▶ _AIM_
Work out how many lines in the listing below include the word "spectrogram". Give nothing but the number.

# start of AVAILABLE DATA

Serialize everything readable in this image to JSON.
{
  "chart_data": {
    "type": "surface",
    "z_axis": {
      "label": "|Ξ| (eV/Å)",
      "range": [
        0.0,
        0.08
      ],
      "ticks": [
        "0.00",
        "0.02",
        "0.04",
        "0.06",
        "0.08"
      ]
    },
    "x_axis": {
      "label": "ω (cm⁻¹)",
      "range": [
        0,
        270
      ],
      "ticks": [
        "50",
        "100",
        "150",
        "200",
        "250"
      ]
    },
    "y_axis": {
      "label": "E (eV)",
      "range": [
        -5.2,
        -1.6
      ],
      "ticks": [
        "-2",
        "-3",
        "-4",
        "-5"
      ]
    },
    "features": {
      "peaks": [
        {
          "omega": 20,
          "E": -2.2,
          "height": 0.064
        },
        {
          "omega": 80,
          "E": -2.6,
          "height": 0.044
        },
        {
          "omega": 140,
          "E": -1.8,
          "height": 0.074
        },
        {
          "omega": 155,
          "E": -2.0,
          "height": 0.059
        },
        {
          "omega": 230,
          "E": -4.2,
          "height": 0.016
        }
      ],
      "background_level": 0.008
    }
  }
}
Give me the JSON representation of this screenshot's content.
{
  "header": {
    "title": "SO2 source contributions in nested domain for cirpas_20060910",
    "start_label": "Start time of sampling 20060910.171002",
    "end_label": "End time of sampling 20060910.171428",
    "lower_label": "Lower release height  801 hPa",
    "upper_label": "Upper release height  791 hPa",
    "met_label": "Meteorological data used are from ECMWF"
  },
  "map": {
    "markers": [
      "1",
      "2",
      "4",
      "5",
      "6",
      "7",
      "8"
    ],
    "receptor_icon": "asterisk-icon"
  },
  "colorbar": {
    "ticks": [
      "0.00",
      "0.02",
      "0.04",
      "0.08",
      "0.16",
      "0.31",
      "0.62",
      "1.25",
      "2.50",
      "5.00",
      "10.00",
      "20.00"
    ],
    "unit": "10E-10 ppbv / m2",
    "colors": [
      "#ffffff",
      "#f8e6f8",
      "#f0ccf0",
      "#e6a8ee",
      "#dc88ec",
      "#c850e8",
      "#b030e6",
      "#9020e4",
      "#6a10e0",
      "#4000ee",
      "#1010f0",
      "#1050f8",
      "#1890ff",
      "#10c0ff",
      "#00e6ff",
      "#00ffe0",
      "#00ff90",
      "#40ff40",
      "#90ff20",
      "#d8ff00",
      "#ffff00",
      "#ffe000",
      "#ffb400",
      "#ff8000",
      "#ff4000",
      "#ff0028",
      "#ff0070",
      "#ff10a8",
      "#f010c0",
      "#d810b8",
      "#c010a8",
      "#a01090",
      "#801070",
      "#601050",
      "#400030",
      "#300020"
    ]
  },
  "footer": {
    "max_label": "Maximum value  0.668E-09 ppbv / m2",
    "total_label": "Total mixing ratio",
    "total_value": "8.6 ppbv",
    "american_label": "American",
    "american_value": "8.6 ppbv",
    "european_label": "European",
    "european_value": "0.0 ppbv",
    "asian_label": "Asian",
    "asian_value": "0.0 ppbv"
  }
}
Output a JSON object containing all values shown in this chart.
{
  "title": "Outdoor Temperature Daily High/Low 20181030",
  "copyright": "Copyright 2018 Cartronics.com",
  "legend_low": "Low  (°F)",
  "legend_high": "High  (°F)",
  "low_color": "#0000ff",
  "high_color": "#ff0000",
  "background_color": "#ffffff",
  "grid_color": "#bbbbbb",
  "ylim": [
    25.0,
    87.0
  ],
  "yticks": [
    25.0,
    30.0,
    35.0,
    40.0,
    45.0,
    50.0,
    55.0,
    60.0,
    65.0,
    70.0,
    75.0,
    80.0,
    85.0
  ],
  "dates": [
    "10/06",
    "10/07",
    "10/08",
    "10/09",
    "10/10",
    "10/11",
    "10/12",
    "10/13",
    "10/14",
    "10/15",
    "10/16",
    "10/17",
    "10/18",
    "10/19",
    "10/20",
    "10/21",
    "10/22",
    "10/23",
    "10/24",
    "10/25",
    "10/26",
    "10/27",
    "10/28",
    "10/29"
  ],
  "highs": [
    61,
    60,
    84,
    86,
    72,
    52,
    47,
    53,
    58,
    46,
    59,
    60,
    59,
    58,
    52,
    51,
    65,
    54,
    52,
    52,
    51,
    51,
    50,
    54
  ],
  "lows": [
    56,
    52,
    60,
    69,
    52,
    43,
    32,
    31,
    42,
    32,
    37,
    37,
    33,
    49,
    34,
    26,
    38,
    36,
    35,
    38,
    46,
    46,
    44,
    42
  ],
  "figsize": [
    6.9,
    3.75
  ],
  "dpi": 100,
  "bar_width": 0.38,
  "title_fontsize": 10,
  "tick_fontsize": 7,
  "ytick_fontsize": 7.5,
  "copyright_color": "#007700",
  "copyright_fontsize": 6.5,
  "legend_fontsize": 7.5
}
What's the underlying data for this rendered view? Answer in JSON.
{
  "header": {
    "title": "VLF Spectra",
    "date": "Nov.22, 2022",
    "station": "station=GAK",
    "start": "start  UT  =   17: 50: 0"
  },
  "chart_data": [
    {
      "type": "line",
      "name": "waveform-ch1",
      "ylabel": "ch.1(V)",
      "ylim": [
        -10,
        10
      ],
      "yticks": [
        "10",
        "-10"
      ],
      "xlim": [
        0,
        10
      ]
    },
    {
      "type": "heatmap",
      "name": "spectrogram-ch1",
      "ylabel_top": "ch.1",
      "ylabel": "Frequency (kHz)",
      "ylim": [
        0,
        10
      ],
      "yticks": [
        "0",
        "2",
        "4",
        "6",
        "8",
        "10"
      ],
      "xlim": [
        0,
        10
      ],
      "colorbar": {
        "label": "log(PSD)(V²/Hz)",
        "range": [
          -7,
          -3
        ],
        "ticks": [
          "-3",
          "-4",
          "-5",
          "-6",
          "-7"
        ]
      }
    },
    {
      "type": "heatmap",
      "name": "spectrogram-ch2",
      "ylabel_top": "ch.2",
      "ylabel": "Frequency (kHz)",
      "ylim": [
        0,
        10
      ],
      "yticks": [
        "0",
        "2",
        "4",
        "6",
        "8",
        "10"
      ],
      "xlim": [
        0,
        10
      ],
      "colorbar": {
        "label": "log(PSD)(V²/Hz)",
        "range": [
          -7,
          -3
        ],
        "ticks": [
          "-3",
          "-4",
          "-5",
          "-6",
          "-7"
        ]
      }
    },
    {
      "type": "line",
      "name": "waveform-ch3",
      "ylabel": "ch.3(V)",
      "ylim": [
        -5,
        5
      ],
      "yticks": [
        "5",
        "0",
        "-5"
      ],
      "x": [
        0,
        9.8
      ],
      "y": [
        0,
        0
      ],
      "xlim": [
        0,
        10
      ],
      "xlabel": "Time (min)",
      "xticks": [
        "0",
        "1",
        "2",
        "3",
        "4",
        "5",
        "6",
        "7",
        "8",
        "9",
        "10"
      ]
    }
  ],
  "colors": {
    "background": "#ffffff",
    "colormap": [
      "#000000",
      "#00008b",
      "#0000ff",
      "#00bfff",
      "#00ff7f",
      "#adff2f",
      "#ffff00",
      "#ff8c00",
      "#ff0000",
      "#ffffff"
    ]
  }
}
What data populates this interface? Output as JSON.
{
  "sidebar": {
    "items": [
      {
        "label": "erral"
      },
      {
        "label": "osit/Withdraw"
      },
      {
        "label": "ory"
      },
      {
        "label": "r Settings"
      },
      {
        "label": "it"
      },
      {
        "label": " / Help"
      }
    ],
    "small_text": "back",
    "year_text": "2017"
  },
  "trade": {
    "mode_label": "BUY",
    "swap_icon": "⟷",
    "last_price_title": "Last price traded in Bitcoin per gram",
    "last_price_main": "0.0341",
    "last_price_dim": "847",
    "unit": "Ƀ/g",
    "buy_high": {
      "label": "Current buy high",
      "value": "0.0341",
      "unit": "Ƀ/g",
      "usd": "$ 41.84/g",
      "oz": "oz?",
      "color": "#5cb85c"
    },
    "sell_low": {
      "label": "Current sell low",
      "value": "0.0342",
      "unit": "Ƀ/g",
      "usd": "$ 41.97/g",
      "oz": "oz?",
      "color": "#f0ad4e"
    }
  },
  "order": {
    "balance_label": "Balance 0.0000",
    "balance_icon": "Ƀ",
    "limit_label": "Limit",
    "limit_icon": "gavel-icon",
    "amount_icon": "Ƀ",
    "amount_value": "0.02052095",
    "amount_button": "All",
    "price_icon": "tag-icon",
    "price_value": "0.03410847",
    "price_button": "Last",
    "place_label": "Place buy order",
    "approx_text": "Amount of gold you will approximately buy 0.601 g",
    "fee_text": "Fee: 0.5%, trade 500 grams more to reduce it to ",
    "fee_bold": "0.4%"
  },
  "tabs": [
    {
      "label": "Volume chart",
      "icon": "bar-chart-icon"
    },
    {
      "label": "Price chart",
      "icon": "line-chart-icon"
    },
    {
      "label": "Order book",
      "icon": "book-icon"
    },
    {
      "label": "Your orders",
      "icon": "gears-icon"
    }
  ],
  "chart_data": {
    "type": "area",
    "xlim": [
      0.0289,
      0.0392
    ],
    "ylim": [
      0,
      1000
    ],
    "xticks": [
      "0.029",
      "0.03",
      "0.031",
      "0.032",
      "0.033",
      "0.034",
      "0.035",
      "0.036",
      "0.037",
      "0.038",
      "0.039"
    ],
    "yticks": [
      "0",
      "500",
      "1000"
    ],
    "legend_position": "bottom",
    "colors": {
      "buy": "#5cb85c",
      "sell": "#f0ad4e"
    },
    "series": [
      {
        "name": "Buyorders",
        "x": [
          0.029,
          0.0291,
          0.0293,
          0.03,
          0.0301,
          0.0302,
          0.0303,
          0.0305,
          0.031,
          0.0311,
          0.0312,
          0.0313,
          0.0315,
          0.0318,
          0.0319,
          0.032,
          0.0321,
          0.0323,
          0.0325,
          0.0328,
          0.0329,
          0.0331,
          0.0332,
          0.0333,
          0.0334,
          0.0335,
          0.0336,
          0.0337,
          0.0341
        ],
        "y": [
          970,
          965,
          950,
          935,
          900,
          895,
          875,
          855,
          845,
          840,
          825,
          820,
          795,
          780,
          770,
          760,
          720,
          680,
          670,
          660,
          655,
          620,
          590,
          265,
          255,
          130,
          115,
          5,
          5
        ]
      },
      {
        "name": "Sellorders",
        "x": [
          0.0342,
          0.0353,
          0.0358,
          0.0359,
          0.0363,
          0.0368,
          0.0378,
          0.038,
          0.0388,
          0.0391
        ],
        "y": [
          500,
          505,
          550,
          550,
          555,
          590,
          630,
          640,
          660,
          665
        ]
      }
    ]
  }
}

# end of AVAILABLE DATA

▶ _COMPLETE OUTPUT_
2